__EXERCISE PROMPT__. Locate the string "JSON" in the listing below. Copy every line where it is found.

__RECORDS__.

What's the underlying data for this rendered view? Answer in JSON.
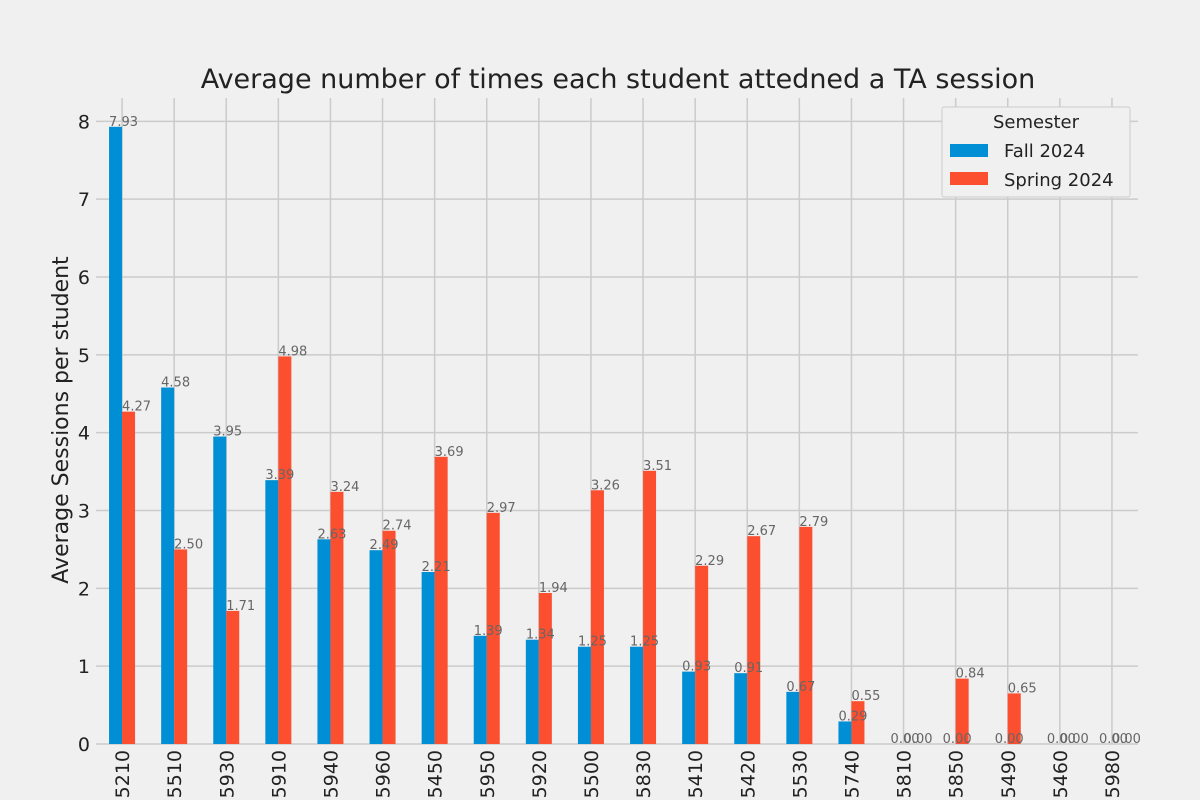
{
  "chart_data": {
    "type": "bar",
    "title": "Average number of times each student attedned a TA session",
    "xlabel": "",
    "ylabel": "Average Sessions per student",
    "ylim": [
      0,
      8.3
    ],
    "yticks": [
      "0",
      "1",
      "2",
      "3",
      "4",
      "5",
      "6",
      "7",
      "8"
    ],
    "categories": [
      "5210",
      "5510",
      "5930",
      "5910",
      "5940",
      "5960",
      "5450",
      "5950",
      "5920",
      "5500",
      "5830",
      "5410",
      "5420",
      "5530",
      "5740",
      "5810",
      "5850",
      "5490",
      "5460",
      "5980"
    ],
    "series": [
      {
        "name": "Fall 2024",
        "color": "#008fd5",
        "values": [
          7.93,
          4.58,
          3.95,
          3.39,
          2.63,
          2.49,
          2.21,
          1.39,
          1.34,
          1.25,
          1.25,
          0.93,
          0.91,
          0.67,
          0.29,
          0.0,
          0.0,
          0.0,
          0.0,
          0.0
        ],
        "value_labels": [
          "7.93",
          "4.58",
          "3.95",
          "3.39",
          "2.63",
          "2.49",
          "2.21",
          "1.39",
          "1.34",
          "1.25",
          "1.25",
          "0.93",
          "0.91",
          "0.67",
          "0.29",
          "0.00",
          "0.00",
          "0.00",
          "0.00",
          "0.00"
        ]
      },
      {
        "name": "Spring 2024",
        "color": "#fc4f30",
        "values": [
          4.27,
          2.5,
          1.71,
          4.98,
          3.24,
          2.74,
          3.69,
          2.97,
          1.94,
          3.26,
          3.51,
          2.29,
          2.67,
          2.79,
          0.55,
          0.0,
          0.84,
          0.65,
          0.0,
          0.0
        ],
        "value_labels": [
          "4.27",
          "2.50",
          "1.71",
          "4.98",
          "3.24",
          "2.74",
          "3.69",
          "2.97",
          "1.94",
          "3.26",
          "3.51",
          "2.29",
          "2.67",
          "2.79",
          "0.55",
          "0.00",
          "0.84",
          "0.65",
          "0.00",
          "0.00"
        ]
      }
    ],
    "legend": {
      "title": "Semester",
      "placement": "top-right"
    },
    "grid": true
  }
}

==

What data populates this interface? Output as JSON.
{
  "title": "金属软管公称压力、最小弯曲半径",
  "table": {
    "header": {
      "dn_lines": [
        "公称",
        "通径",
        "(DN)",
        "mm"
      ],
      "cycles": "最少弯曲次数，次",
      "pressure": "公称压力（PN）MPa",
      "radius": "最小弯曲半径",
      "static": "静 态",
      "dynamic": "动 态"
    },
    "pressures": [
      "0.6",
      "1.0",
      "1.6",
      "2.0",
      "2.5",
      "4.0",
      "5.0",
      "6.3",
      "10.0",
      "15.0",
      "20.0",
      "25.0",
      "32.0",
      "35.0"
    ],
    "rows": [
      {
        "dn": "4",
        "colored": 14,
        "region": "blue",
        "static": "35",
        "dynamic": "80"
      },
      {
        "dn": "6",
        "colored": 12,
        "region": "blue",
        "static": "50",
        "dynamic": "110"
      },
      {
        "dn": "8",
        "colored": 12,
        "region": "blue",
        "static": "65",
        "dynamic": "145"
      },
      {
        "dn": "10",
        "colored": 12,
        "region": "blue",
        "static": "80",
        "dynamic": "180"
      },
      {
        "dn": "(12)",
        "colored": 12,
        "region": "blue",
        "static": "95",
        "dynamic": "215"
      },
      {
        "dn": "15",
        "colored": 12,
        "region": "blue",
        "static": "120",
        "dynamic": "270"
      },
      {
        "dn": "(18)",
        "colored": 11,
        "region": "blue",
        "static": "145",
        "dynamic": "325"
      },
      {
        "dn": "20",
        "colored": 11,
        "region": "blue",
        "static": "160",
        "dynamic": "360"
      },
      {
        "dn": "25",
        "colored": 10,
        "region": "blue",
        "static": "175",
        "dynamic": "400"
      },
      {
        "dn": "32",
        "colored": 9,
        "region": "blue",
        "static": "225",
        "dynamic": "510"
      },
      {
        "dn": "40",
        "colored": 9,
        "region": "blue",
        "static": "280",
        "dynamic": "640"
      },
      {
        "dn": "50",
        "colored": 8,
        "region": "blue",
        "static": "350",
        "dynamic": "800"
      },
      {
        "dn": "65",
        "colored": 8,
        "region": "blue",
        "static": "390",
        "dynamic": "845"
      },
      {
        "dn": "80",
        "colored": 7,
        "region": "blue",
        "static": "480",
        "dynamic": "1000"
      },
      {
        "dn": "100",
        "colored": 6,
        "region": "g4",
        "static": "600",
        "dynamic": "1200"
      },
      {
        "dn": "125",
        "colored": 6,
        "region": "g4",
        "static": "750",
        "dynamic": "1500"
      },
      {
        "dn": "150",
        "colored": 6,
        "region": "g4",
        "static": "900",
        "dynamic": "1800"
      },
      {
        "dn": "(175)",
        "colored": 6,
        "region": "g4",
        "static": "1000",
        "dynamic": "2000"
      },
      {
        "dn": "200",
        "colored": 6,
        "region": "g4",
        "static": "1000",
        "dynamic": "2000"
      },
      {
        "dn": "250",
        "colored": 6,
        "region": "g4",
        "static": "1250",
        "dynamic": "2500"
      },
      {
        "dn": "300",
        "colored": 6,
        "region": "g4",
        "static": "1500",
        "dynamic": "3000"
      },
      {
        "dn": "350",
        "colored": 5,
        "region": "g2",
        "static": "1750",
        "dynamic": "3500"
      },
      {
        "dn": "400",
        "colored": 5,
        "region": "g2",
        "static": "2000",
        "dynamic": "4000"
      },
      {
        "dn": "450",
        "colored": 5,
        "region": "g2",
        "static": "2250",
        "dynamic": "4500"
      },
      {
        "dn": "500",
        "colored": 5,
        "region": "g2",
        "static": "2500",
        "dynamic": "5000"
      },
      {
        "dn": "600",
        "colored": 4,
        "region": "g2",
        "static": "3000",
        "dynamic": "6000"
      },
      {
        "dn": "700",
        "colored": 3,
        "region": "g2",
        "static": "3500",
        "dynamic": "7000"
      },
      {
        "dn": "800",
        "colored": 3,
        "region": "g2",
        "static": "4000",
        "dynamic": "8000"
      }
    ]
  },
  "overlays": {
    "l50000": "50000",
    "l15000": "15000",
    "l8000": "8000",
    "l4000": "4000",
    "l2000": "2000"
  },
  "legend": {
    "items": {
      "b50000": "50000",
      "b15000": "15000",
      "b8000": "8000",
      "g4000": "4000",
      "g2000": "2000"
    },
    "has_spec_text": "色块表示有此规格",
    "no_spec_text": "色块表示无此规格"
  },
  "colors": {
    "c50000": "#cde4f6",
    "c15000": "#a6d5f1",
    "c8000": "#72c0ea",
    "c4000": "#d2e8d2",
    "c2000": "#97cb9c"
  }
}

__IN RESPONSE__.
What's the underlying data for this rendered view? Answer in JSON.
What data populates this interface? Output as JSON.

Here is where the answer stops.